((
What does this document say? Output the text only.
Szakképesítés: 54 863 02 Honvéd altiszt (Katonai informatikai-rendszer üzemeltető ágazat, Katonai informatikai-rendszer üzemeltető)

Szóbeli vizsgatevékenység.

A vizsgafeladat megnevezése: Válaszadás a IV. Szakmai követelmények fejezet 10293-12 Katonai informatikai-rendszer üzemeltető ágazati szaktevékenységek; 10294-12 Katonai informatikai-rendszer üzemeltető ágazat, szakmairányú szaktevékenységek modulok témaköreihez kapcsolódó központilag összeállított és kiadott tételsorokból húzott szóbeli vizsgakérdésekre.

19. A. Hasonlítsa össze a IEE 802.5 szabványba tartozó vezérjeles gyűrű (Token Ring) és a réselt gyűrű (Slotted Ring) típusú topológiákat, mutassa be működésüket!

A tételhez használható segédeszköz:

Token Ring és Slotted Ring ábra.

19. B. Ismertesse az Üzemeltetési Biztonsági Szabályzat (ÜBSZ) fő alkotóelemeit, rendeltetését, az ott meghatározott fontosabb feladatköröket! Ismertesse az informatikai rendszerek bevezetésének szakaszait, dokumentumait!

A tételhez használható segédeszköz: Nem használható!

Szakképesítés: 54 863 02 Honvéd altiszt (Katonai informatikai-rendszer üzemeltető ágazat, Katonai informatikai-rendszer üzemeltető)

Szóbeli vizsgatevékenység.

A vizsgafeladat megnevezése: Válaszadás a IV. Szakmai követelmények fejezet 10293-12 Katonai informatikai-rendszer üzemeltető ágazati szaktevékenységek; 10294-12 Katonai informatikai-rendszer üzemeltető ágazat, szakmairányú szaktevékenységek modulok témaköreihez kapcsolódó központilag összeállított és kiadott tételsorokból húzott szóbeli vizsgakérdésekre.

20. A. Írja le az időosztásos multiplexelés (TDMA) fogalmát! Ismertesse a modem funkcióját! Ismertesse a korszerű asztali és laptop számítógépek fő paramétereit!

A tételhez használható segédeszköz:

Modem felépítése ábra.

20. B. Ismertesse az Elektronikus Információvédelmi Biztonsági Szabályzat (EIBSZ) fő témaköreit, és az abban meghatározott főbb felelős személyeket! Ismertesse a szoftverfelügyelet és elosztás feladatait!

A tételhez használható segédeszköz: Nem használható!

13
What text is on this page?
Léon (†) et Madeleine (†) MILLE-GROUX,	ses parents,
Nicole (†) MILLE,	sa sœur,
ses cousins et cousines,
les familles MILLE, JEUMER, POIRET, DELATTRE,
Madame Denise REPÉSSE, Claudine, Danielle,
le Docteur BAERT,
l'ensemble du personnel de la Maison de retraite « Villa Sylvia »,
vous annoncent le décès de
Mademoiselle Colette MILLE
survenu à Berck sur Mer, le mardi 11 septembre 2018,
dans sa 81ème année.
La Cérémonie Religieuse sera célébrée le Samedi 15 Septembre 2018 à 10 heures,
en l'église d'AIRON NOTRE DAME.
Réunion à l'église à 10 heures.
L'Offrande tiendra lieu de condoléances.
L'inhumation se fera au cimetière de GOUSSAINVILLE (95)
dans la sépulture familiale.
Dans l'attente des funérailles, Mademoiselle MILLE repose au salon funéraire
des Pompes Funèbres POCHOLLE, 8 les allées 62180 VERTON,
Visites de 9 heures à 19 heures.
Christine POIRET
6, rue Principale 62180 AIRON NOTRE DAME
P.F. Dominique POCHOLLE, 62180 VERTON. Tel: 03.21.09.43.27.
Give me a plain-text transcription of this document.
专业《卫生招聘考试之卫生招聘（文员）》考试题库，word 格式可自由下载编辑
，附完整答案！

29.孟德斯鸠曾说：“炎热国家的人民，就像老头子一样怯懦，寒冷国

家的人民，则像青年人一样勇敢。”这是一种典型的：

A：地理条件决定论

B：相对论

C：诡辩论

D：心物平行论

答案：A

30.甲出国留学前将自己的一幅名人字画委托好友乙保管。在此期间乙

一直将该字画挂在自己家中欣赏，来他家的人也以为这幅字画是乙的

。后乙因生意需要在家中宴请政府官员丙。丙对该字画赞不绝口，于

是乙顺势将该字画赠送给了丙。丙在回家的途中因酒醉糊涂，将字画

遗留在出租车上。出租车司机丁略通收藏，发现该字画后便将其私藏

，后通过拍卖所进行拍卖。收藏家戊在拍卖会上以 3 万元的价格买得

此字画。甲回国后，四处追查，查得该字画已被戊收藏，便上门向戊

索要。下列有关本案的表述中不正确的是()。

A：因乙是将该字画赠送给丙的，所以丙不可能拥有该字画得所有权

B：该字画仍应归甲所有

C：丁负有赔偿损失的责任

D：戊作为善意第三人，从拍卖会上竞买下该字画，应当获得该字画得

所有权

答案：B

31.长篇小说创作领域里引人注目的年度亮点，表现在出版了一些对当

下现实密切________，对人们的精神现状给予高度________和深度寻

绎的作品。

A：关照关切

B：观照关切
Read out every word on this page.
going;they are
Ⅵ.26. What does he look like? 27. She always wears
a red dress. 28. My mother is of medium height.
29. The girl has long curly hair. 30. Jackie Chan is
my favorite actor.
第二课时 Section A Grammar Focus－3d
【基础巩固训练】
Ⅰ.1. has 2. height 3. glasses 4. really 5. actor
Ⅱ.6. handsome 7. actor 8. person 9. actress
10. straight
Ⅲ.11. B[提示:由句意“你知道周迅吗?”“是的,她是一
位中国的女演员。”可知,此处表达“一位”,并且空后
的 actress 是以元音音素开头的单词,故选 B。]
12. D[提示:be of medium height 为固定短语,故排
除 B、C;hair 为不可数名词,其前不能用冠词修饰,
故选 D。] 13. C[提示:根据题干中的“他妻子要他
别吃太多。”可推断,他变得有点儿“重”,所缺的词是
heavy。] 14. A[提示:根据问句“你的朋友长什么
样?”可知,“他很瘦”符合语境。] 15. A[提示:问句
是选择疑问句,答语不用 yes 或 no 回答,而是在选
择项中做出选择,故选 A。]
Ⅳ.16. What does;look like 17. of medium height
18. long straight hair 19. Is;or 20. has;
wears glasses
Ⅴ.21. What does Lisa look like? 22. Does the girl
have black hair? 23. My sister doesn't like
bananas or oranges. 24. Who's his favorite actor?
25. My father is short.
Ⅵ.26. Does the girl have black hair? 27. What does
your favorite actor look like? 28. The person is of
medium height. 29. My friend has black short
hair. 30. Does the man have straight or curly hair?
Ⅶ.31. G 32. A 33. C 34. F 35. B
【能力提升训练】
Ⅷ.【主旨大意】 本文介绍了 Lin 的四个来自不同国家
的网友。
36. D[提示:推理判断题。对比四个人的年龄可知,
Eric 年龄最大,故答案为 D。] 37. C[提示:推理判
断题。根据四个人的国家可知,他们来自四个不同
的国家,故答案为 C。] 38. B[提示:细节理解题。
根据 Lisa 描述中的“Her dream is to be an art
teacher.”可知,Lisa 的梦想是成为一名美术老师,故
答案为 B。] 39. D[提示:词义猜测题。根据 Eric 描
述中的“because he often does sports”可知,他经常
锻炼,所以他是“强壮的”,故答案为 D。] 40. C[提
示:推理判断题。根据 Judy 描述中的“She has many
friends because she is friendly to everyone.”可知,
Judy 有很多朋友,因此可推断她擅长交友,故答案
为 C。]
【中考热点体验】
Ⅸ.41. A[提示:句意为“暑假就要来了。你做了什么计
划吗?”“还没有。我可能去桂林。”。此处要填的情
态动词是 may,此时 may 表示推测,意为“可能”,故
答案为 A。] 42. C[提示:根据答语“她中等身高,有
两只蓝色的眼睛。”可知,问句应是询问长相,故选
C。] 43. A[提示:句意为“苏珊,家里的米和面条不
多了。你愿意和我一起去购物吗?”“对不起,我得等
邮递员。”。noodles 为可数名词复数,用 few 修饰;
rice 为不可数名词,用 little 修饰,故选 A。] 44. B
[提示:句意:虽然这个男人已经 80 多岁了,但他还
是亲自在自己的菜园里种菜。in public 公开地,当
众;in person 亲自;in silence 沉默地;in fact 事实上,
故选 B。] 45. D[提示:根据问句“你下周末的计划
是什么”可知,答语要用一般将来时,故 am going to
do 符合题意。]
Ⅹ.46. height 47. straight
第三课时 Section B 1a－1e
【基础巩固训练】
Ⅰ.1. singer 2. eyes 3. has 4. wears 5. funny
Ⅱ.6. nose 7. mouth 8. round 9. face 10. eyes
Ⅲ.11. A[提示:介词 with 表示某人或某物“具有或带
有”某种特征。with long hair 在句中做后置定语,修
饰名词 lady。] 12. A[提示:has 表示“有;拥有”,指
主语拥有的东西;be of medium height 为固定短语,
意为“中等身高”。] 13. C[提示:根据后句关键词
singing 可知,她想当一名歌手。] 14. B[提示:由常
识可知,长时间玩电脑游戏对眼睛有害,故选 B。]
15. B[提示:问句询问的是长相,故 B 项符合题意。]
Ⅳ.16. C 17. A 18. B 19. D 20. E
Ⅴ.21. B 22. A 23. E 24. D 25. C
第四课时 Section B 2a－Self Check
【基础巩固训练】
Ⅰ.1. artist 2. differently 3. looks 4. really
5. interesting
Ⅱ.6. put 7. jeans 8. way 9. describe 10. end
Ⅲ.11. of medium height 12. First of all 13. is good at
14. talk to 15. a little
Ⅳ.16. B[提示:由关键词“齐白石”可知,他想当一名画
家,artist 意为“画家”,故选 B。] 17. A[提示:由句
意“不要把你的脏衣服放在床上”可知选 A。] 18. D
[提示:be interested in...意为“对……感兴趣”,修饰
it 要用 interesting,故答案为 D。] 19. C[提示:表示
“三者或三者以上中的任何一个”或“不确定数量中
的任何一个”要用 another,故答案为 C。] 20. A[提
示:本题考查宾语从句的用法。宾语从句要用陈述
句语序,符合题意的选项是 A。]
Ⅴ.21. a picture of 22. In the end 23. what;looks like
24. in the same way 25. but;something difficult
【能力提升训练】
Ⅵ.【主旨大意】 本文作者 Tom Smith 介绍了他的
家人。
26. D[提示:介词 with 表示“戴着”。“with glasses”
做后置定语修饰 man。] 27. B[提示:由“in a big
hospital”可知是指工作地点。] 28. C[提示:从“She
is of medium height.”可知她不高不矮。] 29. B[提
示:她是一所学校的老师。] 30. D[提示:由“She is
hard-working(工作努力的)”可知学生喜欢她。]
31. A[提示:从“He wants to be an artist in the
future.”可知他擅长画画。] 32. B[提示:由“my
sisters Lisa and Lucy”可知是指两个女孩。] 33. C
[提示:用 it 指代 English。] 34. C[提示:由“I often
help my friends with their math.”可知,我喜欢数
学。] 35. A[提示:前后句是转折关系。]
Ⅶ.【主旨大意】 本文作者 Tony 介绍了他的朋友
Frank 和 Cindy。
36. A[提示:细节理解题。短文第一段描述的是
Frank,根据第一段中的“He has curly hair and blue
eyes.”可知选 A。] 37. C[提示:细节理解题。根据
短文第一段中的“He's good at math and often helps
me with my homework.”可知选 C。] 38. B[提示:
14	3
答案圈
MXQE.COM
))
Goal >> Each line above that includes "often" should be shown.

Result of the exercise >>
述中的“because he often does sports”可知,他经常
[提示:用 it 指代 English。] 34. C[提示:由“I often
短文第一段中的“He's good at math and often helps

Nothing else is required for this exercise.